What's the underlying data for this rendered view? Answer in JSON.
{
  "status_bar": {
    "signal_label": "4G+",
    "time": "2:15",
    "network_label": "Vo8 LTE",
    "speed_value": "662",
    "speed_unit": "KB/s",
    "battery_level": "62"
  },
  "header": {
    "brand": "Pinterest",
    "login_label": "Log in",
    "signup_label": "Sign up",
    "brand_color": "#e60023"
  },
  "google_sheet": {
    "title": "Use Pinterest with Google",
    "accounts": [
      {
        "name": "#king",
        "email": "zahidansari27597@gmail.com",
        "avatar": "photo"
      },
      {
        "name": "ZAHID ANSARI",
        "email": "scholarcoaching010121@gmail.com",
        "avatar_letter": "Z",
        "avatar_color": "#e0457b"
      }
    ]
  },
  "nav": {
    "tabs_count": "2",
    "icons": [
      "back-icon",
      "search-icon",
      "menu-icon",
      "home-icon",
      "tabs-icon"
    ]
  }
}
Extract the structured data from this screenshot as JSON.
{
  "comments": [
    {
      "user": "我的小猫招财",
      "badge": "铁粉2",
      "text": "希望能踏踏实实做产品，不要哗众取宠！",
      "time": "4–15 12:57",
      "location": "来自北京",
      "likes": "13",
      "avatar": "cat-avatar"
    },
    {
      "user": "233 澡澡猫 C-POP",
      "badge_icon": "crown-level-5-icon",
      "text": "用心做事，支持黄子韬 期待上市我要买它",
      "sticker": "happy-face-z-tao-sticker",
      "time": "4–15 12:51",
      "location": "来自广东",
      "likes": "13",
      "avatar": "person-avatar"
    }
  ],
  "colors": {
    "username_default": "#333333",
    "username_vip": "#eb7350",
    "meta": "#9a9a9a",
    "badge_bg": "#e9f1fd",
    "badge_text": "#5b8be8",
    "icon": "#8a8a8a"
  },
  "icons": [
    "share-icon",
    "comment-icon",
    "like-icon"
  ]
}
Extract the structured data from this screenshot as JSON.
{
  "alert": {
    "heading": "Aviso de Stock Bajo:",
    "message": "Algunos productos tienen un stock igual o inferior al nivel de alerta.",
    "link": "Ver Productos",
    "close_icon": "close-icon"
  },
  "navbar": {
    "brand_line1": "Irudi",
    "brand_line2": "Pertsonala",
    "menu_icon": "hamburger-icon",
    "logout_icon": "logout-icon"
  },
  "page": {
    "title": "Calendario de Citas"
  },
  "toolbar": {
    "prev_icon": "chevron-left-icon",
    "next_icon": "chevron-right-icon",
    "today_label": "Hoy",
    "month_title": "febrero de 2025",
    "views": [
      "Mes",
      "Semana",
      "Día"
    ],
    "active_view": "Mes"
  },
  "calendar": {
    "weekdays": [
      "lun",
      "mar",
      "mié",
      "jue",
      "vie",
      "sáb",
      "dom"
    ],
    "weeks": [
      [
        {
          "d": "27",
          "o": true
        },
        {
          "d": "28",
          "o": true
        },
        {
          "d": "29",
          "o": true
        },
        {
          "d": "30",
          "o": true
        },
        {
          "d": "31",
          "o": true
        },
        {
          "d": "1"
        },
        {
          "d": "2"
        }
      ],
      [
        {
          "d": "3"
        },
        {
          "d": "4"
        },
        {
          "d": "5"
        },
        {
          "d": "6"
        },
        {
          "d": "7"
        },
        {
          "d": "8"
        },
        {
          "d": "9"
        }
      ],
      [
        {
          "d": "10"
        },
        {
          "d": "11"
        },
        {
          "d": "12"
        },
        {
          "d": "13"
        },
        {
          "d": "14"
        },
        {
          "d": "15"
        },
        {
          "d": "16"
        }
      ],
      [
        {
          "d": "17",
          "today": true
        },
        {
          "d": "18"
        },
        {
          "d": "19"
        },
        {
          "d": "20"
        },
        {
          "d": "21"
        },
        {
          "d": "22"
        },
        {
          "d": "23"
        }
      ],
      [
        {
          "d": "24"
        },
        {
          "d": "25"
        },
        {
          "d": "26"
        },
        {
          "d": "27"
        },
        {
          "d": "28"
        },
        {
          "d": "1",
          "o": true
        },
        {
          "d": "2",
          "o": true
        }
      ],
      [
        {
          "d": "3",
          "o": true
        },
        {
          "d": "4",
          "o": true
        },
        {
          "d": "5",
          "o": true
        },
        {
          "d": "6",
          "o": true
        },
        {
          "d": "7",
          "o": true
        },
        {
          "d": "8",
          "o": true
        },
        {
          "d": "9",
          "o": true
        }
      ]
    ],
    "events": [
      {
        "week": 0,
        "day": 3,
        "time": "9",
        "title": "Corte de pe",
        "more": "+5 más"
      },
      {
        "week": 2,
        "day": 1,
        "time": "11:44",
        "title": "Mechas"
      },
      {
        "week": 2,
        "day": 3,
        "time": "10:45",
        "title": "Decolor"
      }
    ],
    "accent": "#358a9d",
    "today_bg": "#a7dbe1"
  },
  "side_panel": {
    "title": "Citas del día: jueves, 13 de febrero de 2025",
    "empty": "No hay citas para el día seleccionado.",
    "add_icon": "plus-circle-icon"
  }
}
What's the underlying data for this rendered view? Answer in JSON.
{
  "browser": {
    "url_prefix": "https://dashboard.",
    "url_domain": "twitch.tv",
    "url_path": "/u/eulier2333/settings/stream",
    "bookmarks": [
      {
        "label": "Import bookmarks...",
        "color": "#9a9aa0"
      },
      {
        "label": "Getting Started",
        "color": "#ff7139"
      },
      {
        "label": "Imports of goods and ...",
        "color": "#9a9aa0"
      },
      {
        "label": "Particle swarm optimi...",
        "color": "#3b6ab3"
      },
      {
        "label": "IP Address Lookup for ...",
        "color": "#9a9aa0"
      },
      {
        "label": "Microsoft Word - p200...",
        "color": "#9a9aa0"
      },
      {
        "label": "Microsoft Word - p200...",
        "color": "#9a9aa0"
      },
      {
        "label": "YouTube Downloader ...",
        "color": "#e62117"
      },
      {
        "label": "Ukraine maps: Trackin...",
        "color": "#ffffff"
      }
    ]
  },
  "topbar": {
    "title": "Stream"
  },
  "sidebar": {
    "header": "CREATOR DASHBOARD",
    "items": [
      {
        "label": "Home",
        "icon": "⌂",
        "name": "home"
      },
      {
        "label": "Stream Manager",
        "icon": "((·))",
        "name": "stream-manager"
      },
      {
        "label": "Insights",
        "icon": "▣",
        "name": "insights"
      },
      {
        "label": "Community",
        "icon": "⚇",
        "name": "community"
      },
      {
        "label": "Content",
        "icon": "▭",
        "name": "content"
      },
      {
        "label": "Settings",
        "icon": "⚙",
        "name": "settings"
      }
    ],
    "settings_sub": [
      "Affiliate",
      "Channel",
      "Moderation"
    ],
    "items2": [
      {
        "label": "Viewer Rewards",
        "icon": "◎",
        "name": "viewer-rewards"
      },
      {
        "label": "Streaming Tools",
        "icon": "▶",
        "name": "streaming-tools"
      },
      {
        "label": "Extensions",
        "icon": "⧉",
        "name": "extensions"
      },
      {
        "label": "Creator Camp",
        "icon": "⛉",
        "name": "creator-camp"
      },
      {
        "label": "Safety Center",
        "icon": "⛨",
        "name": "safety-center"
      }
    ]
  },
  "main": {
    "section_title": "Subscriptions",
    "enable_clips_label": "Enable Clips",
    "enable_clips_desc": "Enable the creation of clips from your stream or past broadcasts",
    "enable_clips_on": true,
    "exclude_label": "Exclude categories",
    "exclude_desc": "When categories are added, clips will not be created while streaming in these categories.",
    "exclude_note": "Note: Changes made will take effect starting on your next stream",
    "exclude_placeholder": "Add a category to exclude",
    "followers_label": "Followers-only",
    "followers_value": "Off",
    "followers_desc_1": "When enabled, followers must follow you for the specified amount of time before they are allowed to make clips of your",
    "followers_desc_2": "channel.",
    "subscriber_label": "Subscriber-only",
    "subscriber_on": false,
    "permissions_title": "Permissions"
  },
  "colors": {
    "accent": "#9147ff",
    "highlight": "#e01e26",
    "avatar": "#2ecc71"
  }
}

The problem »
Every line containing the string "time" must be listed.

The reply »
    "time": "2:15",
      "time": "4–15 12:57",
      "time": "4–15 12:51",
        "time": "9",
        "time": "11:44",
        "time": "10:45",
    "followers_desc_1": "When enabled, followers must follow you for the specified amount of time before they are allowed to make clips of your",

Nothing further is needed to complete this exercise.